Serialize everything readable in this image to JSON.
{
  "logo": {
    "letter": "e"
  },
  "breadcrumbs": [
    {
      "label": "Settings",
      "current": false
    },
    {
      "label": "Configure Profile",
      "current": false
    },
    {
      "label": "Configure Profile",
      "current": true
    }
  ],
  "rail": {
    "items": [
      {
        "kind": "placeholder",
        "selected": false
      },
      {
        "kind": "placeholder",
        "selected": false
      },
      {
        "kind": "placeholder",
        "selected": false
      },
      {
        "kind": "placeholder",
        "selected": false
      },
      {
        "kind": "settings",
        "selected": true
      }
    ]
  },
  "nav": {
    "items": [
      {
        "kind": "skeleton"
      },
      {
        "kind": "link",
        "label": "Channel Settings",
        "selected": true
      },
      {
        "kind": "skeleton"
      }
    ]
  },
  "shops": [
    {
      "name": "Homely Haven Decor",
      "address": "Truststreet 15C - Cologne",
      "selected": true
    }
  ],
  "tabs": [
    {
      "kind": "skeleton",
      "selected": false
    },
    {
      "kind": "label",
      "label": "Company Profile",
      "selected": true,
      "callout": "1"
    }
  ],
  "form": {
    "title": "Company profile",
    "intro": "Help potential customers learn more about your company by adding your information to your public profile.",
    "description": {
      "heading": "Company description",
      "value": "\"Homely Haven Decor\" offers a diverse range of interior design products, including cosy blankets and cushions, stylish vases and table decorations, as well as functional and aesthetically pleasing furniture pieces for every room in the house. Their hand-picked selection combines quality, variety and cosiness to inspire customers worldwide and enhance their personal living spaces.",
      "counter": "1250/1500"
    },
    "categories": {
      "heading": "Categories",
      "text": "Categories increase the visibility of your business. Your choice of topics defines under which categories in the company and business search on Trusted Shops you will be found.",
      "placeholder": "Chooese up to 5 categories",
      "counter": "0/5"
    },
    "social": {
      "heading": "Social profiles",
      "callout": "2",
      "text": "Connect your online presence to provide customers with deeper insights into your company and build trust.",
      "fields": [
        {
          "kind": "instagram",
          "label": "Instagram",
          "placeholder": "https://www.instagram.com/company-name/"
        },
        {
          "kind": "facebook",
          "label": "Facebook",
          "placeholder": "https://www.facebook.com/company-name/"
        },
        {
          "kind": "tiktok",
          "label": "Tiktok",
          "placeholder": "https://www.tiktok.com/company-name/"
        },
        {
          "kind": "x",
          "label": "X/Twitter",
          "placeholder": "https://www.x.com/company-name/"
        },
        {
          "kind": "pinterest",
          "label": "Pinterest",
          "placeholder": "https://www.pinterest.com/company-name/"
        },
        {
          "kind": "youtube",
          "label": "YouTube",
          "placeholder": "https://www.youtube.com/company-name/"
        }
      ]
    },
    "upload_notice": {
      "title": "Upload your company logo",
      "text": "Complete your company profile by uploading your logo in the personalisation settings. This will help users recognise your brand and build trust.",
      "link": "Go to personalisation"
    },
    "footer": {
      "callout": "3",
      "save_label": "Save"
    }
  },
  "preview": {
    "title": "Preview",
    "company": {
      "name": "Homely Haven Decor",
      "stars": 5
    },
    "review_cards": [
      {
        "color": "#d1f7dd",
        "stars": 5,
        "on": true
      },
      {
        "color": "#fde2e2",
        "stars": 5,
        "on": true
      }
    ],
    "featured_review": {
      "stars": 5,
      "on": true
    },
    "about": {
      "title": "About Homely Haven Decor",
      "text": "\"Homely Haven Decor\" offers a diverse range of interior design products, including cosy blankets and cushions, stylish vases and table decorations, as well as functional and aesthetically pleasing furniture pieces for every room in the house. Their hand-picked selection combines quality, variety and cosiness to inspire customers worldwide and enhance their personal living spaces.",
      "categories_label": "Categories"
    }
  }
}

□ □ □

■ WHAT THE EXERCISE ASKS
Give the entries once more, exactly as they appear.

■ SOLVED PROBLEM
Serialize everything readable in this image to JSON.
{
  "logo": {
    "letter": "e"
  },
  "breadcrumbs": [
    {
      "label": "Settings",
      "current": false
    },
    {
      "label": "Configure Profile",
      "current": false
    },
    {
      "label": "Configure Profile",
      "current": true
    }
  ],
  "rail": {
    "items": [
      {
        "kind": "placeholder",
        "selected": false
      },
      {
        "kind": "placeholder",
        "selected": false
      },
      {
        "kind": "placeholder",
        "selected": false
      },
      {
        "kind": "placeholder",
        "selected": false
      },
      {
        "kind": "settings",
        "selected": true
      }
    ]
  },
  "nav": {
    "items": [
      {
        "kind": "skeleton"
      },
      {
        "kind": "link",
        "label": "Channel Settings",
        "selected": true
      },
      {
        "kind": "skeleton"
      }
    ]
  },
  "shops": [
    {
      "name": "Homely Haven Decor",
      "address": "Truststreet 15C - Cologne",
      "selected": true
    }
  ],
  "tabs": [
    {
      "kind": "skeleton",
      "selected": false
    },
    {
      "kind": "label",
      "label": "Company Profile",
      "selected": true,
      "callout": "1"
    }
  ],
  "form": {
    "title": "Company profile",
    "intro": "Help potential customers learn more about your company by adding your information to your public profile.",
    "description": {
      "heading": "Company description",
      "value": "\"Homely Haven Decor\" offers a diverse range of interior design products, including cosy blankets and cushions, stylish vases and table decorations, as well as functional and aesthetically pleasing furniture pieces for every room in the house. Their hand-picked selection combines quality, variety and cosiness to inspire customers worldwide and enhance their personal living spaces.",
      "counter": "1250/1500"
    },
    "categories": {
      "heading": "Categories",
      "text": "Categories increase the visibility of your business. Your choice of topics defines under which categories in the company and business search on Trusted Shops you will be found.",
      "placeholder": "Chooese up to 5 categories",
      "counter": "0/5"
    },
    "social": {
      "heading": "Social profiles",
      "callout": "2",
      "text": "Connect your online presence to provide customers with deeper insights into your company and build trust.",
      "fields": [
        {
          "kind": "instagram",
          "label": "Instagram",
          "placeholder": "https://www.instagram.com/company-name/"
        },
        {
          "kind": "facebook",
          "label": "Facebook",
          "placeholder": "https://www.facebook.com/company-name/"
        },
        {
          "kind": "tiktok",
          "label": "Tiktok",
          "placeholder": "https://www.tiktok.com/company-name/"
        },
        {
          "kind": "x",
          "label": "X/Twitter",
          "placeholder": "https://www.x.com/company-name/"
        },
        {
          "kind": "pinterest",
          "label": "Pinterest",
          "placeholder": "https://www.pinterest.com/company-name/"
        },
        {
          "kind": "youtube",
          "label": "YouTube",
          "placeholder": "https://www.youtube.com/company-name/"
        }
      ]
    },
    "upload_notice": {
      "title": "Upload your company logo",
      "text": "Complete your company profile by uploading your logo in the personalisation settings. This will help users recognise your brand and build trust.",
      "link": "Go to personalisation"
    },
    "footer": {
      "callout": "3",
      "save_label": "Save"
    }
  },
  "preview": {
    "title": "Preview",
    "company": {
      "name": "Homely Haven Decor",
      "stars": 5
    },
    "review_cards": [
      {
        "color": "#d1f7dd",
        "stars": 5,
        "on": true
      },
      {
        "color": "#fde2e2",
        "stars": 5,
        "on": true
      }
    ],
    "featured_review": {
      "stars": 5,
      "on": true
    },
    "about": {
      "title": "About Homely Haven Decor",
      "text": "\"Homely Haven Decor\" offers a diverse range of interior design products, including cosy blankets and cushions, stylish vases and table decorations, as well as functional and aesthetically pleasing furniture pieces for every room in the house. Their hand-picked selection combines quality, variety and cosiness to inspire customers worldwide and enhance their personal living spaces.",
      "categories_label": "Categories"
    }
  }
}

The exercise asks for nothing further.